Gather every line of the entries that includes the word "JSON".

————

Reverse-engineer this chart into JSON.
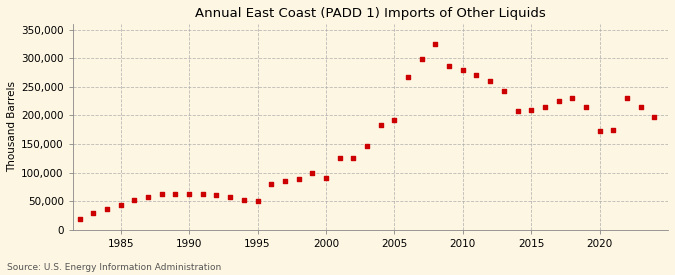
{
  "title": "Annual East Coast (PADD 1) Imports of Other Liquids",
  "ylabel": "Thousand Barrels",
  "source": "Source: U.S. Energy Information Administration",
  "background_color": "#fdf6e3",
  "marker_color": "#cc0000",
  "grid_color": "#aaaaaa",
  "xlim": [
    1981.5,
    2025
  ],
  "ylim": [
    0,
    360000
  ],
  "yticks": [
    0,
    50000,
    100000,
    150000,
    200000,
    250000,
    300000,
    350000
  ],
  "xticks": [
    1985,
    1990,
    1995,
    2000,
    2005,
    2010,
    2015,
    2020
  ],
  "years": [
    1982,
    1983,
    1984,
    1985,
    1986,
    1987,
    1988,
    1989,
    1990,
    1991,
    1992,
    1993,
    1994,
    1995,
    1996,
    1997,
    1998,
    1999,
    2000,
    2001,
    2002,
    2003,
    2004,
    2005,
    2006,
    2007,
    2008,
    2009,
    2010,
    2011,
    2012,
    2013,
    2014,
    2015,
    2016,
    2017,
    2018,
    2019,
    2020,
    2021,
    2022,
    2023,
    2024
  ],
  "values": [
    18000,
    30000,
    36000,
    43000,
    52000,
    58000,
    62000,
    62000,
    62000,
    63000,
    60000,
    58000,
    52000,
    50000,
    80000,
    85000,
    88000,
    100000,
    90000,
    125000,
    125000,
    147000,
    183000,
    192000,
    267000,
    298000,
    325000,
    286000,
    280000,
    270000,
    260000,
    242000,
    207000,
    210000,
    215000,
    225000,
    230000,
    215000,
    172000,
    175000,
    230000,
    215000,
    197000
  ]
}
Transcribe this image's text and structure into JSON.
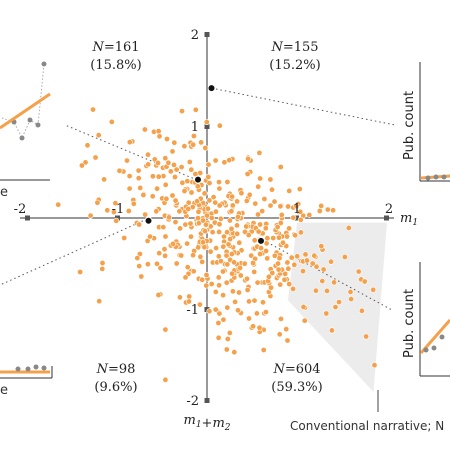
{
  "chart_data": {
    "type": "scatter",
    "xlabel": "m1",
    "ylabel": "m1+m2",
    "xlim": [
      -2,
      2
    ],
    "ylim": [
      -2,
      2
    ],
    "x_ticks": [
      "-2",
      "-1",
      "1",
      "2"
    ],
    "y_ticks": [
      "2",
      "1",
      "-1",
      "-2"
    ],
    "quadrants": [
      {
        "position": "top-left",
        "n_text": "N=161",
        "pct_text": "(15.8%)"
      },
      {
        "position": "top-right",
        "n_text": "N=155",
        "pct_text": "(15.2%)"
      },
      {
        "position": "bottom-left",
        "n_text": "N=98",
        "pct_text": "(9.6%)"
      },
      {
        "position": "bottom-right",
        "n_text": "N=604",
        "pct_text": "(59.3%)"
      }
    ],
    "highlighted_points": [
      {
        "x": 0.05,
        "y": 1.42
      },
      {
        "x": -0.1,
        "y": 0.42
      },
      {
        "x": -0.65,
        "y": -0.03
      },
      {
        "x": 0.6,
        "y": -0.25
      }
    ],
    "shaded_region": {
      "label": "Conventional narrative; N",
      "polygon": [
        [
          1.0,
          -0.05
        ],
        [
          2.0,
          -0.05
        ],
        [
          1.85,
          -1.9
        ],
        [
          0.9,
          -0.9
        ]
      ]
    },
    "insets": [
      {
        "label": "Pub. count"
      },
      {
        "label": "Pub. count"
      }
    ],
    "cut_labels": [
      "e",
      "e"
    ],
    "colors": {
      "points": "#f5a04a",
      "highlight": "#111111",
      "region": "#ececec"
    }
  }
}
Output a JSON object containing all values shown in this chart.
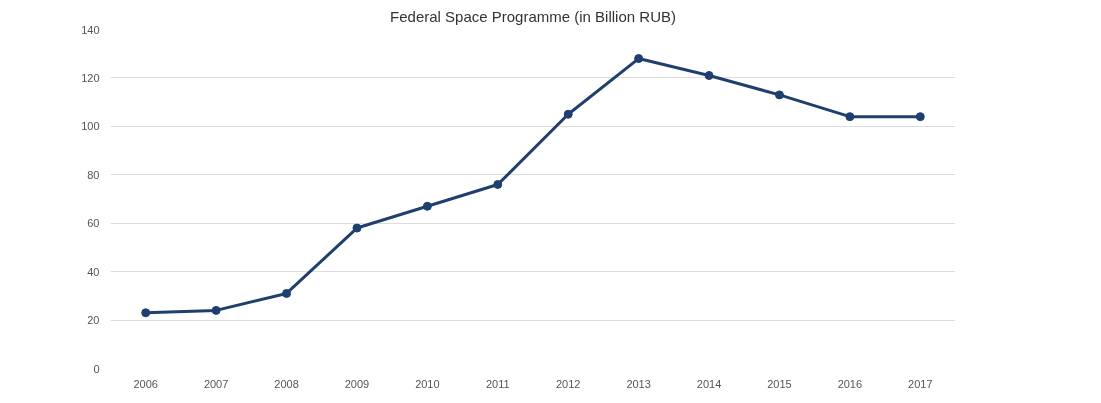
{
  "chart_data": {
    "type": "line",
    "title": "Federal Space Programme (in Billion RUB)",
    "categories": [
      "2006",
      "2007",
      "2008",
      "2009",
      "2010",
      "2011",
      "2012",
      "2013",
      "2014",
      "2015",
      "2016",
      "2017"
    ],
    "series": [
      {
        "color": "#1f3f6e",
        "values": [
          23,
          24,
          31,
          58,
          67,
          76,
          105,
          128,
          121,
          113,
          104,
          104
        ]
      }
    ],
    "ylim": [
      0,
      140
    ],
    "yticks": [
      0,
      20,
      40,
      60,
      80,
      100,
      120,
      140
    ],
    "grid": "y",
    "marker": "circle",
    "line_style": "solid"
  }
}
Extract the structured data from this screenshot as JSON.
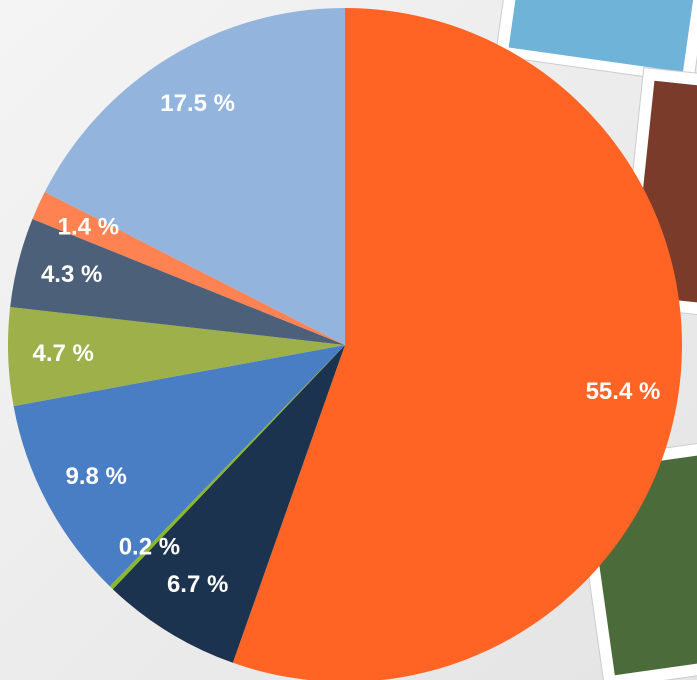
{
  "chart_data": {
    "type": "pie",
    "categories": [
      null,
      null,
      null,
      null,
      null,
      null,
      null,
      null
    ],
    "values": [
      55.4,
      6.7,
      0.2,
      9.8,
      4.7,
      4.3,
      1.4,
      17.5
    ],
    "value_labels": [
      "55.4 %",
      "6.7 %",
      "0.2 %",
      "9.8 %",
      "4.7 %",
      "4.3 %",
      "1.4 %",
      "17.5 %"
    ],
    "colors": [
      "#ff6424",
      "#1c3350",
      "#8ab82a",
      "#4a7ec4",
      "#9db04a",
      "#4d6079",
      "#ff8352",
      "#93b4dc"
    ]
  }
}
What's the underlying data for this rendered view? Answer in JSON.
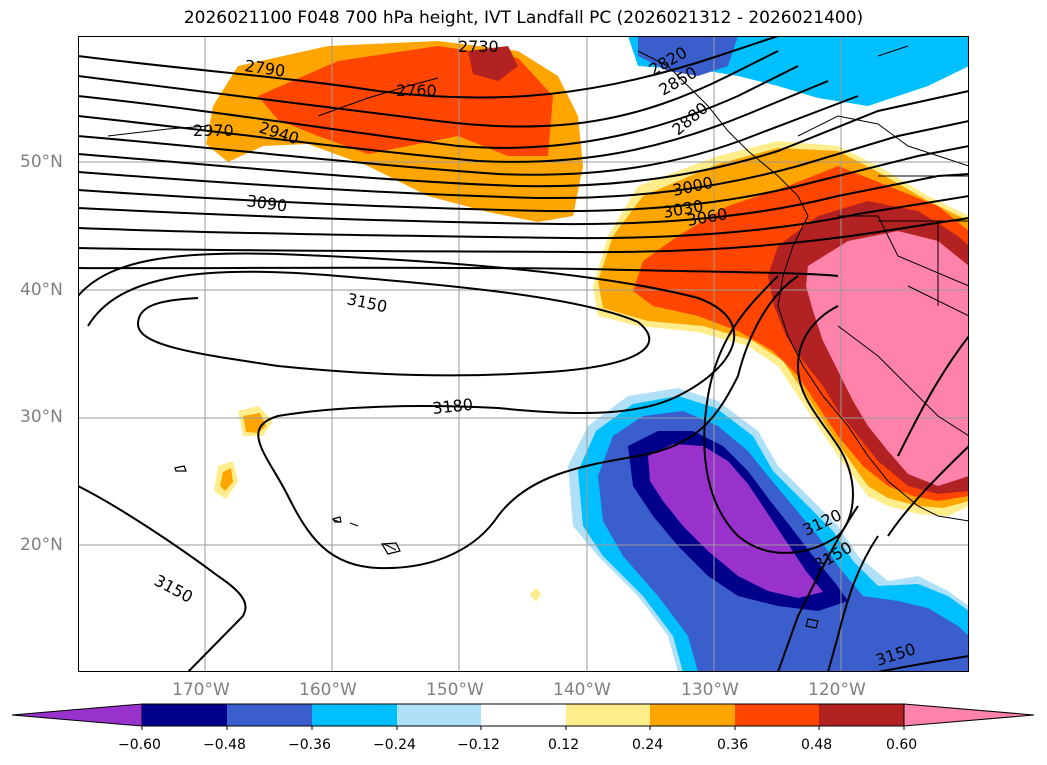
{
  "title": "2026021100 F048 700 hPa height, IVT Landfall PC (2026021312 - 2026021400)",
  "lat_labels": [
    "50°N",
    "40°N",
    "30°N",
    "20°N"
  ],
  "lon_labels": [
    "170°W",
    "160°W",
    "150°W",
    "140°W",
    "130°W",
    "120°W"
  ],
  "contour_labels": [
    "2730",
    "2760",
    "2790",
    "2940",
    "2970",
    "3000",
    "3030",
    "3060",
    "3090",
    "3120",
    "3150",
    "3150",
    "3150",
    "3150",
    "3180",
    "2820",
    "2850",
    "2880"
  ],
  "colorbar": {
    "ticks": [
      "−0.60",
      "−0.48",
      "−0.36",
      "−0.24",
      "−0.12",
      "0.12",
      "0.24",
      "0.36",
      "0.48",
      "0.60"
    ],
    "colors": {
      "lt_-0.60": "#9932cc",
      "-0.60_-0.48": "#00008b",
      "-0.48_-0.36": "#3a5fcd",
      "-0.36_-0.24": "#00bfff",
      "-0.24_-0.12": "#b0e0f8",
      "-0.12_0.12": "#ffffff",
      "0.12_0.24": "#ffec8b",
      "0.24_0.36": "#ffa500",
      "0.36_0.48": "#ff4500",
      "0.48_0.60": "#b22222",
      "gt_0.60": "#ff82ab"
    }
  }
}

————

RESPONSE ::
Reverse-engineer this chart into JSON.
Transcribe this image's text and structure into JSON.
Output a JSON object containing all values shown in this chart.
Extract the structured data from this screenshot as JSON.
What's the underlying data for this rendered view? Answer in JSON.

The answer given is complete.